# GIVEN PASSAGE:
☆ ☆ ☆ ☆ ☆

Tissue resistance is the last factor in keeping the lateral heat formula in balance. Remember the basic concept of electrosurgery/radiosurgery–that RF energy is converted to heat energy when the tissue offers resistance to its flow. Tissue that is very dry will offer more resistance. Some patients will have dry mouths due to decreased salivary flow. Systemic problems such as a salivary gland tumor or Sjgren’s Syndrome may be the cause.
Many medications including anti-histamines, tranquilizers and some blood pressure drugs will cause a dry mouth. In these instances, the tissue should be moistened with a wet gauze pad before using electrosurgery. If the tissue is thick or fibrous such as in a tuberosity reduction, it will offer more resistance. This will necessitate turning up the power, thereby, creating the potential for greater lateral heat.
The lateral heat formula is an excellent guideline for practicing safe and efficient electrosurgery. The clinician must use his/her professional judgment depending on the patient’s medical history, the condition of the mouth and tissues and the procedure to be performed and then choose the appropriate settings to stay within the parameters of the lateral heat formula.

☆ ☆ ☆ ☆ ☆

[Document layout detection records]
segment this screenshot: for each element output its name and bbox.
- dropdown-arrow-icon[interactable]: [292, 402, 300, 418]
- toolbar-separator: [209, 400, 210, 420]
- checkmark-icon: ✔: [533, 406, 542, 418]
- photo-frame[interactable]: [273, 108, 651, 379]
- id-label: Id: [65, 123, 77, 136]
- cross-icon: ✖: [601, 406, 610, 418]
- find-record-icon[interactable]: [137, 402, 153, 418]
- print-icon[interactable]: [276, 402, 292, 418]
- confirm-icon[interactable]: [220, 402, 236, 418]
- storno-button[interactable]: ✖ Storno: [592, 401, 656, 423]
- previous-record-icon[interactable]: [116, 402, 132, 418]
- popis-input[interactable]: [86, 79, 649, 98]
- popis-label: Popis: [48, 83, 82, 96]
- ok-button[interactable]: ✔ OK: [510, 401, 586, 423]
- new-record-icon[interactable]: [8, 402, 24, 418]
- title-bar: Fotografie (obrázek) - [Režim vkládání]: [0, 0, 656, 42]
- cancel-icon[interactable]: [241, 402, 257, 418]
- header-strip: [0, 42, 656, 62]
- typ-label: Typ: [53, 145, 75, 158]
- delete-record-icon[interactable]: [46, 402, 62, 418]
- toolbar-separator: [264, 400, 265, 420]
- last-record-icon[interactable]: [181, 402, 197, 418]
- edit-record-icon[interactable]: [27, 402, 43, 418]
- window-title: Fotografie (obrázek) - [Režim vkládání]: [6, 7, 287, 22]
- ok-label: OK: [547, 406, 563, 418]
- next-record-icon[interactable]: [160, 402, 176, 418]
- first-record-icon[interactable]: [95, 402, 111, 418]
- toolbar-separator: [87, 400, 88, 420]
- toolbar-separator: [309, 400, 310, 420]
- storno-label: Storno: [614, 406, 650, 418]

☆ ☆ ☆ ☆ ☆

# WHAT THE TASK REQUIRES:
Please reproduce the passage on lateral heat in electrosurgery, starting with "Tissue resistance is" and going on through "greater lateral heat.". The records are drawn from a separate source.

# COMPLETED EXERCISE:
Tissue resistance is the last factor in keeping the lateral heat formula in balance. Remember the basic concept of electrosurgery/radiosurgery–that RF energy is converted to heat energy when the tissue offers resistance to its flow. Tissue that is very dry will offer more resistance. Some patients will have dry mouths due to decreased salivary flow. Systemic problems such as a salivary gland tumor or Sjgren’s Syndrome may be the cause.
Many medications including anti-histamines, tranquilizers and some blood pressure drugs will cause a dry mouth. In these instances, the tissue should be moistened with a wet gauze pad before using electrosurgery. If the tissue is thick or fibrous such as in a tuberosity reduction, it will offer more resistance. This will necessitate turning up the power, thereby, creating the potential for greater lateral heat.